-------- RECORDS
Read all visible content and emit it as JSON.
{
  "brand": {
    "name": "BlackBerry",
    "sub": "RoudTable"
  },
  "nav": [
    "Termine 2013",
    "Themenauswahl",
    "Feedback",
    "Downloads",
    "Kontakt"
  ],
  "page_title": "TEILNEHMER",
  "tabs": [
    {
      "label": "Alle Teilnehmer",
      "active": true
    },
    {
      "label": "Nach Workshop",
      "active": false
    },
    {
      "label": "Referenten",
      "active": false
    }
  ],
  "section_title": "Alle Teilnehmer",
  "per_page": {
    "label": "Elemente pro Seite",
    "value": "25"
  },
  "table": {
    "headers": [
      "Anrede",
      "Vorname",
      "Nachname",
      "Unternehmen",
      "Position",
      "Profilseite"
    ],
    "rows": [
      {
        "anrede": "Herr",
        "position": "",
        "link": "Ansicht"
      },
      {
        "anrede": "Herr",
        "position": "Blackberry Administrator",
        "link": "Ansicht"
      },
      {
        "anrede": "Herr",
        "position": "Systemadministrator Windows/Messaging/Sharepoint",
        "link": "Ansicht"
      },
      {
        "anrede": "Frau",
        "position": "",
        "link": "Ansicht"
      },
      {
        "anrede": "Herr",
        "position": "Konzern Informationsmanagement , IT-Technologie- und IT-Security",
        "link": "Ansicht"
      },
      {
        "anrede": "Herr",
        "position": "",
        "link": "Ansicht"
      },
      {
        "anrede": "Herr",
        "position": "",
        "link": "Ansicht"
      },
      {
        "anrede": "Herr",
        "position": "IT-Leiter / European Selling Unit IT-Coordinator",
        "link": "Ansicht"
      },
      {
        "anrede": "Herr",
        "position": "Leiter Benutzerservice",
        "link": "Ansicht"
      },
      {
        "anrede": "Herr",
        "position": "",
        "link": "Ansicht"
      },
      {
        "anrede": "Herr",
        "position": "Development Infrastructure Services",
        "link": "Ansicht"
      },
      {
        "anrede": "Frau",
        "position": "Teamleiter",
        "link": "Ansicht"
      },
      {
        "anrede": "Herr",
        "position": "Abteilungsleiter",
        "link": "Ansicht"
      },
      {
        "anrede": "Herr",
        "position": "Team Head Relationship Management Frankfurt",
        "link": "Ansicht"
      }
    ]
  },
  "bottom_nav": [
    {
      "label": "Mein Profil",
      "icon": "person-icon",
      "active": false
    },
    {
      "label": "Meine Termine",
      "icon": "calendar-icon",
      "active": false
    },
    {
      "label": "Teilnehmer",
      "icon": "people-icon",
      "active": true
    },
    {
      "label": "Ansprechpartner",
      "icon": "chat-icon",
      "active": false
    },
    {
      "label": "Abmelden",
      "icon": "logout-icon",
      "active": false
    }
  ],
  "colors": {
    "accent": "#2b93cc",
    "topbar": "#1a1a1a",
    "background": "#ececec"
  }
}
----------------
◆ **GIVEN REQUEST**
Search the entries for "icon" and copy out each line that has it.

◆ **SOLVED PROBLEM**
      "icon": "person-icon",
      "icon": "calendar-icon",
      "icon": "people-icon",
      "icon": "chat-icon",
      "icon": "logout-icon",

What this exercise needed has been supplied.